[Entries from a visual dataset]
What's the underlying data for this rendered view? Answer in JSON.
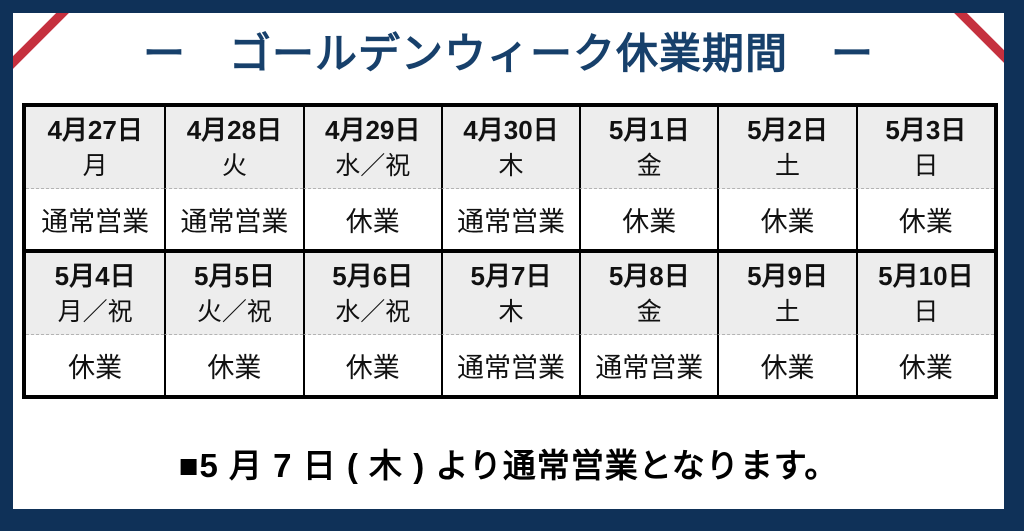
{
  "page": {
    "title": "ー　ゴールデンウィーク休業期間　ー",
    "footer_note": "■5 月 7 日 ( 木 ) より通常営業となります。"
  },
  "colors": {
    "frame_navy": "#0f3158",
    "title_navy": "#17406b",
    "corner_stripe_red": "#c5303e",
    "header_cell_gray": "#ededed",
    "table_border_black": "#000000"
  },
  "schedule": {
    "weeks": [
      {
        "days": [
          {
            "date": "4月27日",
            "weekday": "月",
            "status": "通常営業"
          },
          {
            "date": "4月28日",
            "weekday": "火",
            "status": "通常営業"
          },
          {
            "date": "4月29日",
            "weekday": "水／祝",
            "status": "休業"
          },
          {
            "date": "4月30日",
            "weekday": "木",
            "status": "通常営業"
          },
          {
            "date": "5月1日",
            "weekday": "金",
            "status": "休業"
          },
          {
            "date": "5月2日",
            "weekday": "土",
            "status": "休業"
          },
          {
            "date": "5月3日",
            "weekday": "日",
            "status": "休業"
          }
        ]
      },
      {
        "days": [
          {
            "date": "5月4日",
            "weekday": "月／祝",
            "status": "休業"
          },
          {
            "date": "5月5日",
            "weekday": "火／祝",
            "status": "休業"
          },
          {
            "date": "5月6日",
            "weekday": "水／祝",
            "status": "休業"
          },
          {
            "date": "5月7日",
            "weekday": "木",
            "status": "通常営業"
          },
          {
            "date": "5月8日",
            "weekday": "金",
            "status": "通常営業"
          },
          {
            "date": "5月9日",
            "weekday": "土",
            "status": "休業"
          },
          {
            "date": "5月10日",
            "weekday": "日",
            "status": "休業"
          }
        ]
      }
    ]
  }
}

### [WORK TO DO]
Quote the data above in full, leaving out the pictures it holds.

### [WRITTEN SOLUTION]
What's the underlying data for this rendered view? Answer in JSON.
{
  "page": {
    "title": "ー　ゴールデンウィーク休業期間　ー",
    "footer_note": "■5 月 7 日 ( 木 ) より通常営業となります。"
  },
  "colors": {
    "frame_navy": "#0f3158",
    "title_navy": "#17406b",
    "corner_stripe_red": "#c5303e",
    "header_cell_gray": "#ededed",
    "table_border_black": "#000000"
  },
  "schedule": {
    "weeks": [
      {
        "days": [
          {
            "date": "4月27日",
            "weekday": "月",
            "status": "通常営業"
          },
          {
            "date": "4月28日",
            "weekday": "火",
            "status": "通常営業"
          },
          {
            "date": "4月29日",
            "weekday": "水／祝",
            "status": "休業"
          },
          {
            "date": "4月30日",
            "weekday": "木",
            "status": "通常営業"
          },
          {
            "date": "5月1日",
            "weekday": "金",
            "status": "休業"
          },
          {
            "date": "5月2日",
            "weekday": "土",
            "status": "休業"
          },
          {
            "date": "5月3日",
            "weekday": "日",
            "status": "休業"
          }
        ]
      },
      {
        "days": [
          {
            "date": "5月4日",
            "weekday": "月／祝",
            "status": "休業"
          },
          {
            "date": "5月5日",
            "weekday": "火／祝",
            "status": "休業"
          },
          {
            "date": "5月6日",
            "weekday": "水／祝",
            "status": "休業"
          },
          {
            "date": "5月7日",
            "weekday": "木",
            "status": "通常営業"
          },
          {
            "date": "5月8日",
            "weekday": "金",
            "status": "通常営業"
          },
          {
            "date": "5月9日",
            "weekday": "土",
            "status": "休業"
          },
          {
            "date": "5月10日",
            "weekday": "日",
            "status": "休業"
          }
        ]
      }
    ]
  }
}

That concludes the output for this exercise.